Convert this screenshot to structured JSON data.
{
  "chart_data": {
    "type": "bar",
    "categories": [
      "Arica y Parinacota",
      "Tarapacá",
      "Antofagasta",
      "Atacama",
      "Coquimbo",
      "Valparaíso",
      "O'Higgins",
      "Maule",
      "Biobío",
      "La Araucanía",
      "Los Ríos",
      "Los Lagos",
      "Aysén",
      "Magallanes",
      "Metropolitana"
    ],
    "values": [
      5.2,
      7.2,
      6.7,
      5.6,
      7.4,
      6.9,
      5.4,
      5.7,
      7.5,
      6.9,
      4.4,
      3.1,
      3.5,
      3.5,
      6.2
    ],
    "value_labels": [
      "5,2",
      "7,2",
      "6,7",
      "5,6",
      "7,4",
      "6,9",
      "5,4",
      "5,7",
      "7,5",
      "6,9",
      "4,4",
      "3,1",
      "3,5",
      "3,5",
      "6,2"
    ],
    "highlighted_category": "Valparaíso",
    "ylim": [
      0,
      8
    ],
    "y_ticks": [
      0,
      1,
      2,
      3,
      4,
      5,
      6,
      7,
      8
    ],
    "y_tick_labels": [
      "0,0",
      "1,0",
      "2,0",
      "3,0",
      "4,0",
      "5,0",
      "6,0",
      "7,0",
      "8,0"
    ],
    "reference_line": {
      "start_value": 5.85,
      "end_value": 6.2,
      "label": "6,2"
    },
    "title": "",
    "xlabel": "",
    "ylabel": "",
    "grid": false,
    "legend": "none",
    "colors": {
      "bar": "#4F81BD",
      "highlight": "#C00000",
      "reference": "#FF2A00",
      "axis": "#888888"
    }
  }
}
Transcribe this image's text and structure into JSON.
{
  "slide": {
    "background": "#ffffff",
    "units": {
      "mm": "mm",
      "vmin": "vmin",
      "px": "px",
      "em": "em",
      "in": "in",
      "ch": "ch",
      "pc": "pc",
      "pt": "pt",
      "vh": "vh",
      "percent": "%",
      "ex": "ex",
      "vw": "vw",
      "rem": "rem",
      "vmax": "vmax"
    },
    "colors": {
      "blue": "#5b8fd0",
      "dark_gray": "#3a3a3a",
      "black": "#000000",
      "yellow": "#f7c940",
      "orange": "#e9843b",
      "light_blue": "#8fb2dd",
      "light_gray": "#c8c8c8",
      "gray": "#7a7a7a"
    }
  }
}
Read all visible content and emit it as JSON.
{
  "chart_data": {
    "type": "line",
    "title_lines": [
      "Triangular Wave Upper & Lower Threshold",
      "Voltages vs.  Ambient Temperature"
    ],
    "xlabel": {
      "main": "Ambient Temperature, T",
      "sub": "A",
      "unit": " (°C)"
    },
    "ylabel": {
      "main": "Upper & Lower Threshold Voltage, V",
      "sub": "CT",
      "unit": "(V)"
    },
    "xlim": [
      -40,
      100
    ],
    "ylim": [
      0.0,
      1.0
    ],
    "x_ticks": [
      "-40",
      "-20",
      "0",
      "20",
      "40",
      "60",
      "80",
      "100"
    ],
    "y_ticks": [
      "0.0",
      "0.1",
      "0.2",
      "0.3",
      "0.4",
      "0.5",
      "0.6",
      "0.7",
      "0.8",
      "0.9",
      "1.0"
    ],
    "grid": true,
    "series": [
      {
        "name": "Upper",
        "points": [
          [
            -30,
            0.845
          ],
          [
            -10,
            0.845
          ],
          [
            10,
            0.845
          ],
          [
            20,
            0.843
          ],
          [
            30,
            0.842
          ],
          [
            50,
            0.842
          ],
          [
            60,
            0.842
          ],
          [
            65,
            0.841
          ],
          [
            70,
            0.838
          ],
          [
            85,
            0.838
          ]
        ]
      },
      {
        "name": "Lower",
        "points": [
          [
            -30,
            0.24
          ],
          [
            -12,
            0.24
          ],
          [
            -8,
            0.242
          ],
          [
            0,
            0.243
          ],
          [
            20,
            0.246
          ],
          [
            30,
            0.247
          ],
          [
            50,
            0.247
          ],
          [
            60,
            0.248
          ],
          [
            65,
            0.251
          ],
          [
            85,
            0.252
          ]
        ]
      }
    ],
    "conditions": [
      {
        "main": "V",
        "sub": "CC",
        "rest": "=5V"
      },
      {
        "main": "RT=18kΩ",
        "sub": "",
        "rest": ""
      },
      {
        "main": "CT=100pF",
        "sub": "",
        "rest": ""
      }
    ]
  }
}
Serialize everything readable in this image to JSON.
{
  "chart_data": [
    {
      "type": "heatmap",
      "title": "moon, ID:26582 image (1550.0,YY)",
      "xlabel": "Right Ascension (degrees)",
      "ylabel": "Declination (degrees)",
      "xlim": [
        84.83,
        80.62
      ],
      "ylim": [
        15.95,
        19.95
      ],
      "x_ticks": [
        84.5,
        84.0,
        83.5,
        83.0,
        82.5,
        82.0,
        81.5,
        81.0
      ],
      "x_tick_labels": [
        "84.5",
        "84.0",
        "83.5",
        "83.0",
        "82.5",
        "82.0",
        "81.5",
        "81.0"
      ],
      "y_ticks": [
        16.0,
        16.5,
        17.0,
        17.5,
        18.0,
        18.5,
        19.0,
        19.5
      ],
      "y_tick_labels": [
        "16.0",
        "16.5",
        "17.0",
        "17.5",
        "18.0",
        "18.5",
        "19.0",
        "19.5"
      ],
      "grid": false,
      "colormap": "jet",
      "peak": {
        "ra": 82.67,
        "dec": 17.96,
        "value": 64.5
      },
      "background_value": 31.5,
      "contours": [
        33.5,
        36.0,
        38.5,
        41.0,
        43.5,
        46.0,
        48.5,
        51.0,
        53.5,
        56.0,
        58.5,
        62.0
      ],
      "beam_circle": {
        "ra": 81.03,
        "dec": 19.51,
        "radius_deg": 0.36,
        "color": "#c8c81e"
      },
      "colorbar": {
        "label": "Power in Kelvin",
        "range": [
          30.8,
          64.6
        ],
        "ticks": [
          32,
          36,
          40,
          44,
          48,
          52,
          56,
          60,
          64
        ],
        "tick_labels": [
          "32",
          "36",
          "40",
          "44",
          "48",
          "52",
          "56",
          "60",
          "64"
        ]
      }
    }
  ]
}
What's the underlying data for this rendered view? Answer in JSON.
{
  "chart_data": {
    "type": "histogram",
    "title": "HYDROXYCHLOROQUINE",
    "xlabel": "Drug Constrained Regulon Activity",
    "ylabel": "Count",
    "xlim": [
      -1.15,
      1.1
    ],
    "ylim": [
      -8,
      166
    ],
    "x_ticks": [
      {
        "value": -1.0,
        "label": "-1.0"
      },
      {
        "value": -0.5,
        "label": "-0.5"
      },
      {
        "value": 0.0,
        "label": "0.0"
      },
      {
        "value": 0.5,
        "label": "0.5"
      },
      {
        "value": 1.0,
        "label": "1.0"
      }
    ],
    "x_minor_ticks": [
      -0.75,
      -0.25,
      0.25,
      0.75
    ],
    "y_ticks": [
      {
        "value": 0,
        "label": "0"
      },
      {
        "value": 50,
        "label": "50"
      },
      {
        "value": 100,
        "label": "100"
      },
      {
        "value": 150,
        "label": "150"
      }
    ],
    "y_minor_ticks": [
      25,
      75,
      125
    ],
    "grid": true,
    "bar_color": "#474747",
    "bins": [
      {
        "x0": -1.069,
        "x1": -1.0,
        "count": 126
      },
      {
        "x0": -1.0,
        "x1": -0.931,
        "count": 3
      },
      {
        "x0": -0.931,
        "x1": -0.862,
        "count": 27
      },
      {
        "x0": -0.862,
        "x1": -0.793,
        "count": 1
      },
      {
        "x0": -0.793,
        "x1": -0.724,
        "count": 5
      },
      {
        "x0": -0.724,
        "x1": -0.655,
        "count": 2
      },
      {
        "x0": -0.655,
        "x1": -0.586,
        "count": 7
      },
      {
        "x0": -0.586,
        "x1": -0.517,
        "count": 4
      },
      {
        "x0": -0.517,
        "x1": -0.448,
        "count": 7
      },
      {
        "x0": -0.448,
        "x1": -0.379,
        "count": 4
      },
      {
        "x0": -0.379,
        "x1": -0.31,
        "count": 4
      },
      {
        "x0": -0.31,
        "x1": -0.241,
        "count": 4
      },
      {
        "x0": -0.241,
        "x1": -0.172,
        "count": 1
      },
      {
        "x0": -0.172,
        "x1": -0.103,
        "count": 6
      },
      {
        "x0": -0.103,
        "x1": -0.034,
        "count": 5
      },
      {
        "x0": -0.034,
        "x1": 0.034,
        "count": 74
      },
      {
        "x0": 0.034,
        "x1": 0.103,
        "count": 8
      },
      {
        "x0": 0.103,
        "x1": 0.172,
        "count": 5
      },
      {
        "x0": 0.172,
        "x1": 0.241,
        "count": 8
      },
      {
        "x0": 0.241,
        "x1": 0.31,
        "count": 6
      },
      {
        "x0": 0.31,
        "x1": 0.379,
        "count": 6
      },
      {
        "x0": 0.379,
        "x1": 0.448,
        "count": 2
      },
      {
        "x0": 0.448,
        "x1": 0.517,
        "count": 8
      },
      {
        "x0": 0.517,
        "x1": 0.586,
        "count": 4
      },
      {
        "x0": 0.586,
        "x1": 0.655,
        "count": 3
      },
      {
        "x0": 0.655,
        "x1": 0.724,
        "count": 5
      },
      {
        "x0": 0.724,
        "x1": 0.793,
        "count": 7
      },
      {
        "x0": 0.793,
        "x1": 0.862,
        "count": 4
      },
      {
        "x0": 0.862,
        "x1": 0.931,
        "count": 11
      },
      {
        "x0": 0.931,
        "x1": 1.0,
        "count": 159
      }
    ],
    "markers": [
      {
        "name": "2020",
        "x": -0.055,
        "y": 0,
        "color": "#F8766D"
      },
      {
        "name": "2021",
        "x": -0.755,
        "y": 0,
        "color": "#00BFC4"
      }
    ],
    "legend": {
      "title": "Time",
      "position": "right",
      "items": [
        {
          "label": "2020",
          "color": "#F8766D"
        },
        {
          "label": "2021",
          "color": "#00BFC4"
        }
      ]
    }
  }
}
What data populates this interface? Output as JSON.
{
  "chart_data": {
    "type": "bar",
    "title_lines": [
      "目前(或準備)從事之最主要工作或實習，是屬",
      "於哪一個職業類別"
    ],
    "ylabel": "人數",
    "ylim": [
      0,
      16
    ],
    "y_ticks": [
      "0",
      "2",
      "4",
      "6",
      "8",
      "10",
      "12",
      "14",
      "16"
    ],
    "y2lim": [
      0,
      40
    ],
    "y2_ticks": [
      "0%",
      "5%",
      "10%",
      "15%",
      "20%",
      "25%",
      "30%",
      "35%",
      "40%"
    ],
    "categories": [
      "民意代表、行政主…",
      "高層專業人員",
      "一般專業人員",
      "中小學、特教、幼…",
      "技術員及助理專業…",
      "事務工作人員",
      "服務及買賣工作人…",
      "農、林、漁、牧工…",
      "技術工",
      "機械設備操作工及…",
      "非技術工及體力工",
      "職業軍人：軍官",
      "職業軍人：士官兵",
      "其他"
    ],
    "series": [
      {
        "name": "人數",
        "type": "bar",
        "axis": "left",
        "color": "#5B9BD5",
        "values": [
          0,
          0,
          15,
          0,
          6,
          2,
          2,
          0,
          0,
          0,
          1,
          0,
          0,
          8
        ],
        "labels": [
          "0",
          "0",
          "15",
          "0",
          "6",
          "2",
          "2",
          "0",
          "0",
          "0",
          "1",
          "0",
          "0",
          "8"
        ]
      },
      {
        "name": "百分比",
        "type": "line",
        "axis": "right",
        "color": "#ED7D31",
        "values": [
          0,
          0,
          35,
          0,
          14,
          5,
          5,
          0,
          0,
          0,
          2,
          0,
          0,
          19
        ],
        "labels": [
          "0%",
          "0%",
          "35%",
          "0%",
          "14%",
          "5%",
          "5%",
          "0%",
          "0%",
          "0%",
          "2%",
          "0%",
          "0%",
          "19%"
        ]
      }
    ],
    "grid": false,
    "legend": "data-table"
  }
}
────────────────
• What the exercise asks: What is the number of lines above that contain the string "Temperature"? Answer with the number alone.

• Answer to the exercise: 2